◆ What the exercise asks ◆
Go through the records below line by line, counting those that contain the word "type"; answer with the count only.

◆ Available records ◆

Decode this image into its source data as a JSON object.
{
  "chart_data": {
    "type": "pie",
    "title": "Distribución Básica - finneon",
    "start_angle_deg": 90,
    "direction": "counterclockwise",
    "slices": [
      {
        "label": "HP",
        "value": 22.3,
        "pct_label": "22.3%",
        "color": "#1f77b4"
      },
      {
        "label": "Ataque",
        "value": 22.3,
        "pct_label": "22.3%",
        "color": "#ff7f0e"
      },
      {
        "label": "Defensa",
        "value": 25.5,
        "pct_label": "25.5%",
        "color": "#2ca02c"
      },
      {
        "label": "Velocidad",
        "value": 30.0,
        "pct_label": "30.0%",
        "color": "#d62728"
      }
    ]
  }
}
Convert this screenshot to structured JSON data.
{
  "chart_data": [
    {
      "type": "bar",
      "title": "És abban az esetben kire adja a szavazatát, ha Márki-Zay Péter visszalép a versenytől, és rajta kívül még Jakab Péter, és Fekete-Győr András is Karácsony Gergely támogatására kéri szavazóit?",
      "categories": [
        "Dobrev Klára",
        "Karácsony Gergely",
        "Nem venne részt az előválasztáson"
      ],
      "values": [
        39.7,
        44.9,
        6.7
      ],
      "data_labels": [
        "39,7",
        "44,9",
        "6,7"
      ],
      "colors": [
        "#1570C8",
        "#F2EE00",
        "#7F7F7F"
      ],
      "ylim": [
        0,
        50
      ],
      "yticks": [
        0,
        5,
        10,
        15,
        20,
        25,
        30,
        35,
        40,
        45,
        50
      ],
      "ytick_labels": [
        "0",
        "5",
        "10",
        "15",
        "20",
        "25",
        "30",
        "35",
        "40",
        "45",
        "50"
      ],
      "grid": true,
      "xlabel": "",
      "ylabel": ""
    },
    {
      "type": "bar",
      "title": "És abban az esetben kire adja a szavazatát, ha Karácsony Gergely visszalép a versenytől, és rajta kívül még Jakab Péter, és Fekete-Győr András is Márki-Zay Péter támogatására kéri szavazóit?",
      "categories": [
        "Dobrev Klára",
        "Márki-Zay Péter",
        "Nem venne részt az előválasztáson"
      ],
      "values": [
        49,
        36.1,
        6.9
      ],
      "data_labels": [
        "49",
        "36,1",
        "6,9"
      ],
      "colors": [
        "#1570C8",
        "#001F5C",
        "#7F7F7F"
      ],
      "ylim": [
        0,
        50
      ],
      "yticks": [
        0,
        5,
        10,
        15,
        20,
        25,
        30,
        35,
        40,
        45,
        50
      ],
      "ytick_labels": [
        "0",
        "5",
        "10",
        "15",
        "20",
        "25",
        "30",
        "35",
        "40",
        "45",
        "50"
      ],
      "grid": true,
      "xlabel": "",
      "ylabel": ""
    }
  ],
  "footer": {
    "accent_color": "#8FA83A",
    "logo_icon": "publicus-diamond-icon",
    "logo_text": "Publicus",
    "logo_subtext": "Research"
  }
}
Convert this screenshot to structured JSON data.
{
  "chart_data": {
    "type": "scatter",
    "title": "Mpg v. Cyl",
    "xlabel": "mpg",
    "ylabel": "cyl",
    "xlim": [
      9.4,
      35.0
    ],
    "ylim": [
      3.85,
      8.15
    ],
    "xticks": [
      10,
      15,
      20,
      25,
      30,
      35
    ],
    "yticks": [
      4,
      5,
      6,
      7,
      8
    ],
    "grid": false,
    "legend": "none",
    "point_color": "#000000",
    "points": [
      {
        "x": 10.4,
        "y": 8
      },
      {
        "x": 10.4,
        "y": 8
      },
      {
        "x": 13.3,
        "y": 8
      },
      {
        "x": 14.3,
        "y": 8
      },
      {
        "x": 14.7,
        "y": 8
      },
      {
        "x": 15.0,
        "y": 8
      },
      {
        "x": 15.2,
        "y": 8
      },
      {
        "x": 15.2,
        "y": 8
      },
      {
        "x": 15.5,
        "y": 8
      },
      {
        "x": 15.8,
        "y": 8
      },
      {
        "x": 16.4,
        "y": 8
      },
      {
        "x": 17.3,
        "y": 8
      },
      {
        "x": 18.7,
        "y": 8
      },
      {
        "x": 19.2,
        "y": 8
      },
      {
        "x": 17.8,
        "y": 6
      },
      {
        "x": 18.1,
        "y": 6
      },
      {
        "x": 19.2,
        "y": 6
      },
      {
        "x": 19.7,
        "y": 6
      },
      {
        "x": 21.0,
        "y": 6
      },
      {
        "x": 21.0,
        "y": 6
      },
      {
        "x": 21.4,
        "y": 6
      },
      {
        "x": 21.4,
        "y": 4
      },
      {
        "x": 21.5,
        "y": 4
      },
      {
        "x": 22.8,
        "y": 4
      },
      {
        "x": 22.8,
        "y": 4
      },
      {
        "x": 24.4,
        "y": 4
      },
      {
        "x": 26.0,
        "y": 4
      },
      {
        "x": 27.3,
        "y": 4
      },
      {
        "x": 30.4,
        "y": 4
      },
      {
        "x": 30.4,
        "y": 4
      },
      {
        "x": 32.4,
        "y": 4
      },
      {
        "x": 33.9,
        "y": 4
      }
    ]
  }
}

◆ Problem solution ◆
4